**What is being asked**. Do not carry the pictures over; copy every other part of the entries exactly.

**Data to use**.
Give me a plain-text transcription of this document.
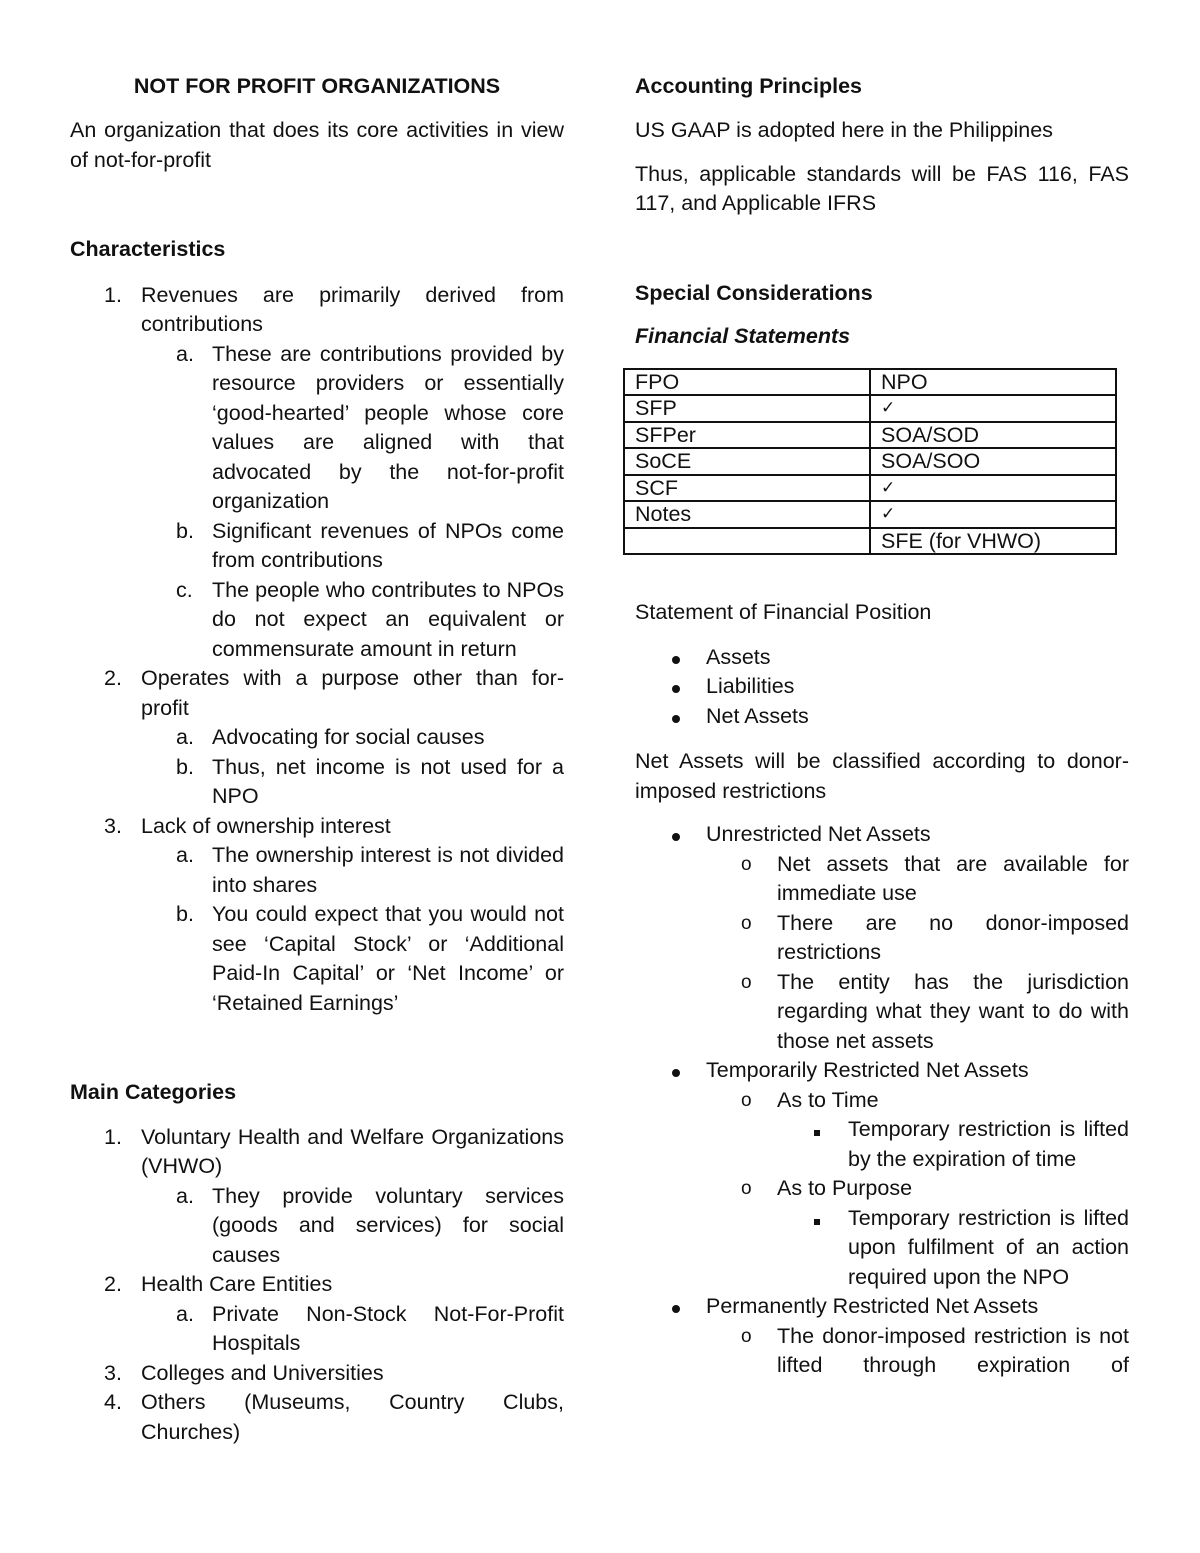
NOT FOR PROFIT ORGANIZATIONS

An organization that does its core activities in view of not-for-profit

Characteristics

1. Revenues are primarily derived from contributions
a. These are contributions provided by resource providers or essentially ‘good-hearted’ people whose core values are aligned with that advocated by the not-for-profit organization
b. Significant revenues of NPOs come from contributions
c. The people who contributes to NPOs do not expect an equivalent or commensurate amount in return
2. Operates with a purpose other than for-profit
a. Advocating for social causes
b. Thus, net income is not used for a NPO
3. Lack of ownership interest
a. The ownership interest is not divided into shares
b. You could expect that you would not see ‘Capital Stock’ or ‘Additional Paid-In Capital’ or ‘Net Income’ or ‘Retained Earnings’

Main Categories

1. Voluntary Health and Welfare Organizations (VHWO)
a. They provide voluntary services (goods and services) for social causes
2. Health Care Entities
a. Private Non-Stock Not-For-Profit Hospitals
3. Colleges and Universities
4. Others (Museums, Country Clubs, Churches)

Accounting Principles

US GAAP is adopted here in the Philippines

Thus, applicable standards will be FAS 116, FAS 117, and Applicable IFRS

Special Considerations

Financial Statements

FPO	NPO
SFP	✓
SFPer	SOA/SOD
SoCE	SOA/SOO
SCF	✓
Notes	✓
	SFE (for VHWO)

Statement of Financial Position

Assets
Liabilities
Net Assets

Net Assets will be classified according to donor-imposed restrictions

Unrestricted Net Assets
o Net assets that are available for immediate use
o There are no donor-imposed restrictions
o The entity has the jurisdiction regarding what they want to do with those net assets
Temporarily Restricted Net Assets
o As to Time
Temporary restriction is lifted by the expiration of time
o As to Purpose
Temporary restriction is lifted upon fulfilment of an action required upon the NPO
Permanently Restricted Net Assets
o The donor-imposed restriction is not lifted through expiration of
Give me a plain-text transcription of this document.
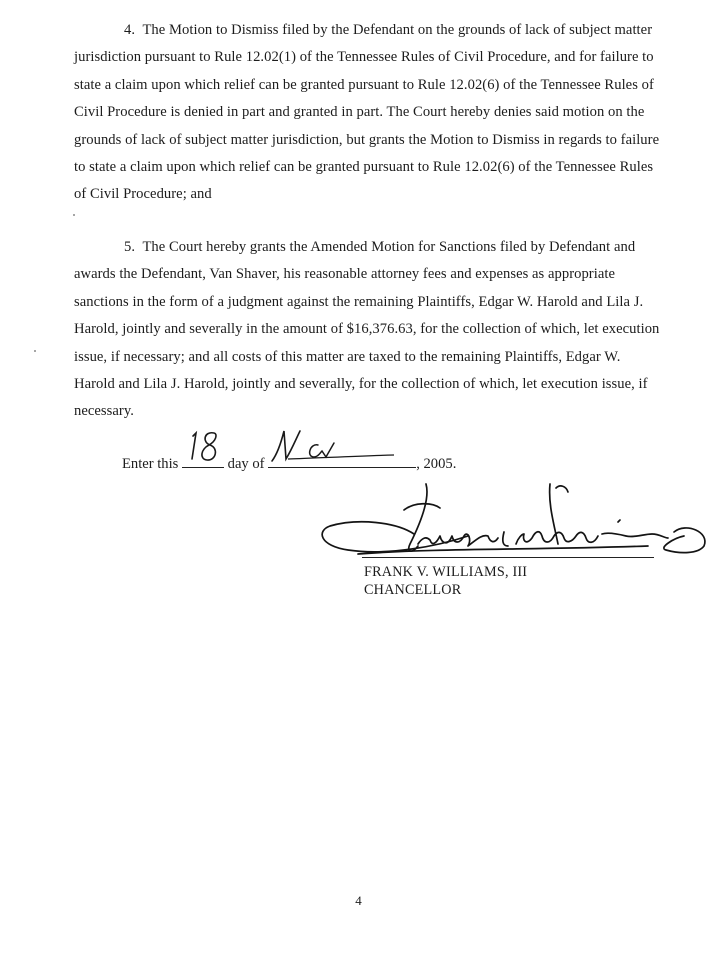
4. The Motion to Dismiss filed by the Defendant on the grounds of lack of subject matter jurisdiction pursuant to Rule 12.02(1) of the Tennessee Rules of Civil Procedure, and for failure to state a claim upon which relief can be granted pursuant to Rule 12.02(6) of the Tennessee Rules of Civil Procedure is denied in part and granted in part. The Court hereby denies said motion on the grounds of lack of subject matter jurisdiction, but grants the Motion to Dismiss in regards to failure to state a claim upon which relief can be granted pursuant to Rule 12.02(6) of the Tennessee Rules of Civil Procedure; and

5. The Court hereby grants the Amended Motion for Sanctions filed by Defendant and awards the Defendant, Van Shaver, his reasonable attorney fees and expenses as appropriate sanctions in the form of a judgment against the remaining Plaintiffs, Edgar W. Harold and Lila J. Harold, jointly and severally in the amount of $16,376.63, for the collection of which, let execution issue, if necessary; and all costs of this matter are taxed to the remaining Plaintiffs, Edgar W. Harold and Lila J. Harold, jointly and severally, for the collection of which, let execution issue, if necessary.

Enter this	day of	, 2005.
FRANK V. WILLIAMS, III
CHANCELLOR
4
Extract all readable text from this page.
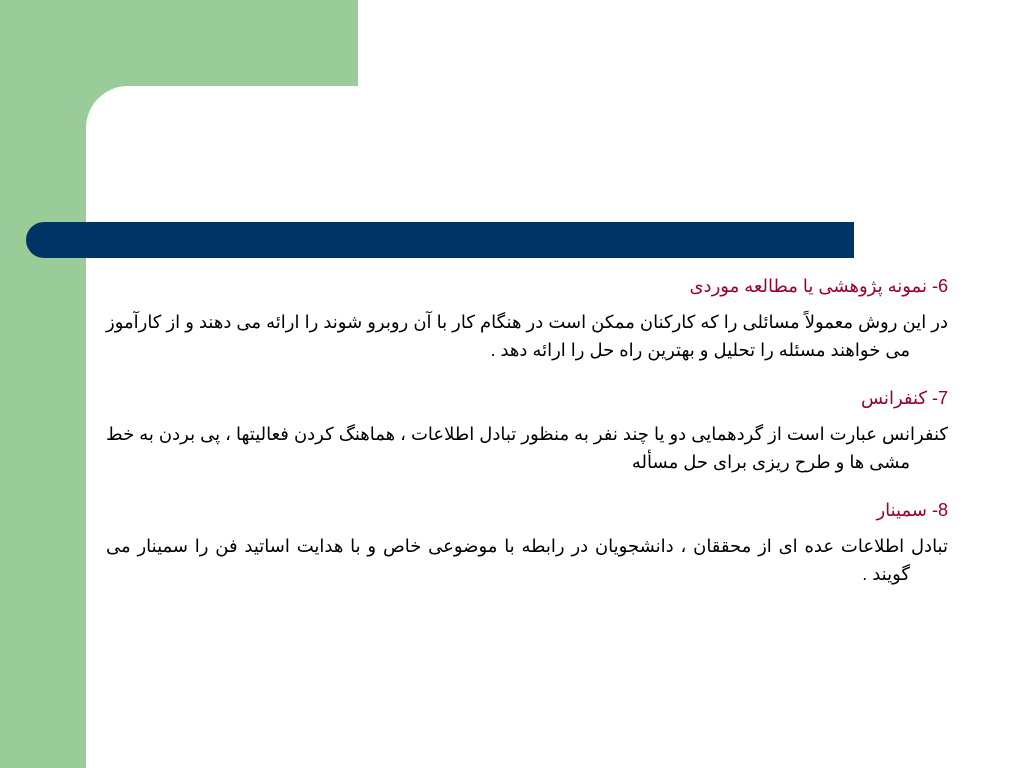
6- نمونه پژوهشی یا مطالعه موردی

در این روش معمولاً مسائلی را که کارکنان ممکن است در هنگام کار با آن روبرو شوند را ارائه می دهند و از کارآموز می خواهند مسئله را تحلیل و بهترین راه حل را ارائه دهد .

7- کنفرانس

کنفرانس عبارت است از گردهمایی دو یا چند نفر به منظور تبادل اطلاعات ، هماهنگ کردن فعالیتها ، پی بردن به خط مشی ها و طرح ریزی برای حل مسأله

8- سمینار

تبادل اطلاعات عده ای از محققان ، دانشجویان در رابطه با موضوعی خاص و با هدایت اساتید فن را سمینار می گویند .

**Answer to the exercise**.
Give me a plain-text transcription of this document.
NOT FOR PROFIT ORGANIZATIONS

An organization that does its core activities in view of not-for-profit

Characteristics

1. Revenues are primarily derived from contributions
a. These are contributions provided by resource providers or essentially ‘good-hearted’ people whose core values are aligned with that advocated by the not-for-profit organization
b. Significant revenues of NPOs come from contributions
c. The people who contributes to NPOs do not expect an equivalent or commensurate amount in return
2. Operates with a purpose other than for-profit
a. Advocating for social causes
b. Thus, net income is not used for a NPO
3. Lack of ownership interest
a. The ownership interest is not divided into shares
b. You could expect that you would not see ‘Capital Stock’ or ‘Additional Paid-In Capital’ or ‘Net Income’ or ‘Retained Earnings’

Main Categories

1. Voluntary Health and Welfare Organizations (VHWO)
a. They provide voluntary services (goods and services) for social causes
2. Health Care Entities
a. Private Non-Stock Not-For-Profit Hospitals
3. Colleges and Universities
4. Others (Museums, Country Clubs, Churches)

Accounting Principles

US GAAP is adopted here in the Philippines

Thus, applicable standards will be FAS 116, FAS 117, and Applicable IFRS

Special Considerations

Financial Statements

FPO	NPO
SFP	✓
SFPer	SOA/SOD
SoCE	SOA/SOO
SCF	✓
Notes	✓
	SFE (for VHWO)

Statement of Financial Position

Assets
Liabilities
Net Assets

Net Assets will be classified according to donor-imposed restrictions

Unrestricted Net Assets
o Net assets that are available for immediate use
o There are no donor-imposed restrictions
o The entity has the jurisdiction regarding what they want to do with those net assets
Temporarily Restricted Net Assets
o As to Time
Temporary restriction is lifted by the expiration of time
o As to Purpose
Temporary restriction is lifted upon fulfilment of an action required upon the NPO
Permanently Restricted Net Assets
o The donor-imposed restriction is not lifted through expiration of
Give me a plain-text transcription of this document.
4. The Motion to Dismiss filed by the Defendant on the grounds of lack of subject matter jurisdiction pursuant to Rule 12.02(1) of the Tennessee Rules of Civil Procedure, and for failure to state a claim upon which relief can be granted pursuant to Rule 12.02(6) of the Tennessee Rules of Civil Procedure is denied in part and granted in part. The Court hereby denies said motion on the grounds of lack of subject matter jurisdiction, but grants the Motion to Dismiss in regards to failure to state a claim upon which relief can be granted pursuant to Rule 12.02(6) of the Tennessee Rules of Civil Procedure; and

5. The Court hereby grants the Amended Motion for Sanctions filed by Defendant and awards the Defendant, Van Shaver, his reasonable attorney fees and expenses as appropriate sanctions in the form of a judgment against the remaining Plaintiffs, Edgar W. Harold and Lila J. Harold, jointly and severally in the amount of $16,376.63, for the collection of which, let execution issue, if necessary; and all costs of this matter are taxed to the remaining Plaintiffs, Edgar W. Harold and Lila J. Harold, jointly and severally, for the collection of which, let execution issue, if necessary.

Enter this	day of	, 2005.
FRANK V. WILLIAMS, III
CHANCELLOR
4
Extract all readable text from this page.
6- نمونه پژوهشی یا مطالعه موردی

در این روش معمولاً مسائلی را که کارکنان ممکن است در هنگام کار با آن روبرو شوند را ارائه می دهند و از کارآموز می خواهند مسئله را تحلیل و بهترین راه حل را ارائه دهد .

7- کنفرانس

کنفرانس عبارت است از گردهمایی دو یا چند نفر به منظور تبادل اطلاعات ، هماهنگ کردن فعالیتها ، پی بردن به خط مشی ها و طرح ریزی برای حل مسأله

8- سمینار

تبادل اطلاعات عده ای از محققان ، دانشجویان در رابطه با موضوعی خاص و با هدایت اساتید فن را سمینار می گویند .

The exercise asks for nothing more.